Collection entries
****************************************

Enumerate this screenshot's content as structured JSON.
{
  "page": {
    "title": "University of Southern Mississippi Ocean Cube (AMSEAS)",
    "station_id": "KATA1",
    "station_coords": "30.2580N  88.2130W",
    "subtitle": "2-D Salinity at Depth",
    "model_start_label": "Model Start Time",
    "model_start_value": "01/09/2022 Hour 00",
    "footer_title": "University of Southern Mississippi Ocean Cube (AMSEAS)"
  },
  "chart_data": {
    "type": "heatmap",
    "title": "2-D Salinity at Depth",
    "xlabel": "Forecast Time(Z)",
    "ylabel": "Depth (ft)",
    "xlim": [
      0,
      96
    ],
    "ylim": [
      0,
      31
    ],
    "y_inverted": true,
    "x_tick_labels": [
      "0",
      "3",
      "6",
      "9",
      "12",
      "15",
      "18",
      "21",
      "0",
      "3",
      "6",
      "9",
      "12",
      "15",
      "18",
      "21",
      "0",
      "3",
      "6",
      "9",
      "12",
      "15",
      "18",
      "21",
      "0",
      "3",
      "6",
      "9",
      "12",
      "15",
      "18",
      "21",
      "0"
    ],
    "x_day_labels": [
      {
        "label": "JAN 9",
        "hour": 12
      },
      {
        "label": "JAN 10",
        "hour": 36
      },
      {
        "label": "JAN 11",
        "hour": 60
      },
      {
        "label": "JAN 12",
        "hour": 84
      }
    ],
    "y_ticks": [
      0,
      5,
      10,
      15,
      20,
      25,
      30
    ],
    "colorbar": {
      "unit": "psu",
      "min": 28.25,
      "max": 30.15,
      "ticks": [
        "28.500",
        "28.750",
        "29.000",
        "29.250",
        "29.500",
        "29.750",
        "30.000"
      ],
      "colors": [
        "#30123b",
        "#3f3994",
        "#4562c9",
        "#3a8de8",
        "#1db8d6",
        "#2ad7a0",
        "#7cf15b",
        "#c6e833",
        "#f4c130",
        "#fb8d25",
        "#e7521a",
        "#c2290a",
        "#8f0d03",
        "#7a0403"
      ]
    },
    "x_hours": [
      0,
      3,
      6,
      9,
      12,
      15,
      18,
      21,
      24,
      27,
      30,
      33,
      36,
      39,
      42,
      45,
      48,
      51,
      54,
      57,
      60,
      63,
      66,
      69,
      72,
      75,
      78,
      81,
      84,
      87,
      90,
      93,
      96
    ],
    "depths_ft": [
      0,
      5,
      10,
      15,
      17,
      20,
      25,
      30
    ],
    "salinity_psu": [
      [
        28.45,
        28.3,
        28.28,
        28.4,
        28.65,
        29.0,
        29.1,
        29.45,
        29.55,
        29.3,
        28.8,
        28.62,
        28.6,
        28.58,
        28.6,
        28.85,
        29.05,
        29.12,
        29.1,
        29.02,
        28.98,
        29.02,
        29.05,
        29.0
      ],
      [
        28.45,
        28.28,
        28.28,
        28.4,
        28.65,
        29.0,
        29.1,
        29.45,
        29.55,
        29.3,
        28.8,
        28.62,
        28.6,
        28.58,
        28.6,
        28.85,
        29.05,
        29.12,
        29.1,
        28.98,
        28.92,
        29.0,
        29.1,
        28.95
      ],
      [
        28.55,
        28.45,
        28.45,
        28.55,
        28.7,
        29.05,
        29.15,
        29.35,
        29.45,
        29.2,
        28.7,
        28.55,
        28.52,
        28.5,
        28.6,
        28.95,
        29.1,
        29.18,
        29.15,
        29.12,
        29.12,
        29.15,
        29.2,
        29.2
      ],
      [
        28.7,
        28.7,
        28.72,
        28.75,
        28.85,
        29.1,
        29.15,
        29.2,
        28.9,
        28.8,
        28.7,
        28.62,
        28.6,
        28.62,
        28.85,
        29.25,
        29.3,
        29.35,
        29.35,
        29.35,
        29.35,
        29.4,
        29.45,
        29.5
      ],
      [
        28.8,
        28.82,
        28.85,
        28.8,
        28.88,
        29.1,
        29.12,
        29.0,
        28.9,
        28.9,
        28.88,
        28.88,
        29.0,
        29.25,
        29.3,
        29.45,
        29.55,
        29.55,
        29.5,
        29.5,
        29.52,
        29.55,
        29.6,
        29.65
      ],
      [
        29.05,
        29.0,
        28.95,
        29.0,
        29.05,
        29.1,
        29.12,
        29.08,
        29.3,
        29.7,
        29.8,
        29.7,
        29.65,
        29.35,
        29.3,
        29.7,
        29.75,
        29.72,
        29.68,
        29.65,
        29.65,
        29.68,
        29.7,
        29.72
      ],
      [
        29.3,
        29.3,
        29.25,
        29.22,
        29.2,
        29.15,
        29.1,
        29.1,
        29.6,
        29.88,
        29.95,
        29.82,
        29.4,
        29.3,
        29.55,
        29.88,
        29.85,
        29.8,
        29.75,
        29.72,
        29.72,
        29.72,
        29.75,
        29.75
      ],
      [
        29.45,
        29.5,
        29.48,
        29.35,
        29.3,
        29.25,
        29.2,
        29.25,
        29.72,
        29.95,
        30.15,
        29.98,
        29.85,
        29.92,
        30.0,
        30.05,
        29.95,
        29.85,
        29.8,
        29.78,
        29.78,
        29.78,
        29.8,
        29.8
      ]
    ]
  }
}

****************************************

→ Problem description:
Show the data once more, exactly as it was written.

→ Correct response:
Enumerate this screenshot's content as structured JSON.
{
  "page": {
    "title": "University of Southern Mississippi Ocean Cube (AMSEAS)",
    "station_id": "KATA1",
    "station_coords": "30.2580N  88.2130W",
    "subtitle": "2-D Salinity at Depth",
    "model_start_label": "Model Start Time",
    "model_start_value": "01/09/2022 Hour 00",
    "footer_title": "University of Southern Mississippi Ocean Cube (AMSEAS)"
  },
  "chart_data": {
    "type": "heatmap",
    "title": "2-D Salinity at Depth",
    "xlabel": "Forecast Time(Z)",
    "ylabel": "Depth (ft)",
    "xlim": [
      0,
      96
    ],
    "ylim": [
      0,
      31
    ],
    "y_inverted": true,
    "x_tick_labels": [
      "0",
      "3",
      "6",
      "9",
      "12",
      "15",
      "18",
      "21",
      "0",
      "3",
      "6",
      "9",
      "12",
      "15",
      "18",
      "21",
      "0",
      "3",
      "6",
      "9",
      "12",
      "15",
      "18",
      "21",
      "0",
      "3",
      "6",
      "9",
      "12",
      "15",
      "18",
      "21",
      "0"
    ],
    "x_day_labels": [
      {
        "label": "JAN 9",
        "hour": 12
      },
      {
        "label": "JAN 10",
        "hour": 36
      },
      {
        "label": "JAN 11",
        "hour": 60
      },
      {
        "label": "JAN 12",
        "hour": 84
      }
    ],
    "y_ticks": [
      0,
      5,
      10,
      15,
      20,
      25,
      30
    ],
    "colorbar": {
      "unit": "psu",
      "min": 28.25,
      "max": 30.15,
      "ticks": [
        "28.500",
        "28.750",
        "29.000",
        "29.250",
        "29.500",
        "29.750",
        "30.000"
      ],
      "colors": [
        "#30123b",
        "#3f3994",
        "#4562c9",
        "#3a8de8",
        "#1db8d6",
        "#2ad7a0",
        "#7cf15b",
        "#c6e833",
        "#f4c130",
        "#fb8d25",
        "#e7521a",
        "#c2290a",
        "#8f0d03",
        "#7a0403"
      ]
    },
    "x_hours": [
      0,
      3,
      6,
      9,
      12,
      15,
      18,
      21,
      24,
      27,
      30,
      33,
      36,
      39,
      42,
      45,
      48,
      51,
      54,
      57,
      60,
      63,
      66,
      69,
      72,
      75,
      78,
      81,
      84,
      87,
      90,
      93,
      96
    ],
    "depths_ft": [
      0,
      5,
      10,
      15,
      17,
      20,
      25,
      30
    ],
    "salinity_psu": [
      [
        28.45,
        28.3,
        28.28,
        28.4,
        28.65,
        29.0,
        29.1,
        29.45,
        29.55,
        29.3,
        28.8,
        28.62,
        28.6,
        28.58,
        28.6,
        28.85,
        29.05,
        29.12,
        29.1,
        29.02,
        28.98,
        29.02,
        29.05,
        29.0
      ],
      [
        28.45,
        28.28,
        28.28,
        28.4,
        28.65,
        29.0,
        29.1,
        29.45,
        29.55,
        29.3,
        28.8,
        28.62,
        28.6,
        28.58,
        28.6,
        28.85,
        29.05,
        29.12,
        29.1,
        28.98,
        28.92,
        29.0,
        29.1,
        28.95
      ],
      [
        28.55,
        28.45,
        28.45,
        28.55,
        28.7,
        29.05,
        29.15,
        29.35,
        29.45,
        29.2,
        28.7,
        28.55,
        28.52,
        28.5,
        28.6,
        28.95,
        29.1,
        29.18,
        29.15,
        29.12,
        29.12,
        29.15,
        29.2,
        29.2
      ],
      [
        28.7,
        28.7,
        28.72,
        28.75,
        28.85,
        29.1,
        29.15,
        29.2,
        28.9,
        28.8,
        28.7,
        28.62,
        28.6,
        28.62,
        28.85,
        29.25,
        29.3,
        29.35,
        29.35,
        29.35,
        29.35,
        29.4,
        29.45,
        29.5
      ],
      [
        28.8,
        28.82,
        28.85,
        28.8,
        28.88,
        29.1,
        29.12,
        29.0,
        28.9,
        28.9,
        28.88,
        28.88,
        29.0,
        29.25,
        29.3,
        29.45,
        29.55,
        29.55,
        29.5,
        29.5,
        29.52,
        29.55,
        29.6,
        29.65
      ],
      [
        29.05,
        29.0,
        28.95,
        29.0,
        29.05,
        29.1,
        29.12,
        29.08,
        29.3,
        29.7,
        29.8,
        29.7,
        29.65,
        29.35,
        29.3,
        29.7,
        29.75,
        29.72,
        29.68,
        29.65,
        29.65,
        29.68,
        29.7,
        29.72
      ],
      [
        29.3,
        29.3,
        29.25,
        29.22,
        29.2,
        29.15,
        29.1,
        29.1,
        29.6,
        29.88,
        29.95,
        29.82,
        29.4,
        29.3,
        29.55,
        29.88,
        29.85,
        29.8,
        29.75,
        29.72,
        29.72,
        29.72,
        29.75,
        29.75
      ],
      [
        29.45,
        29.5,
        29.48,
        29.35,
        29.3,
        29.25,
        29.2,
        29.25,
        29.72,
        29.95,
        30.15,
        29.98,
        29.85,
        29.92,
        30.0,
        30.05,
        29.95,
        29.85,
        29.8,
        29.78,
        29.78,
        29.78,
        29.8,
        29.8
      ]
    ]
  }
}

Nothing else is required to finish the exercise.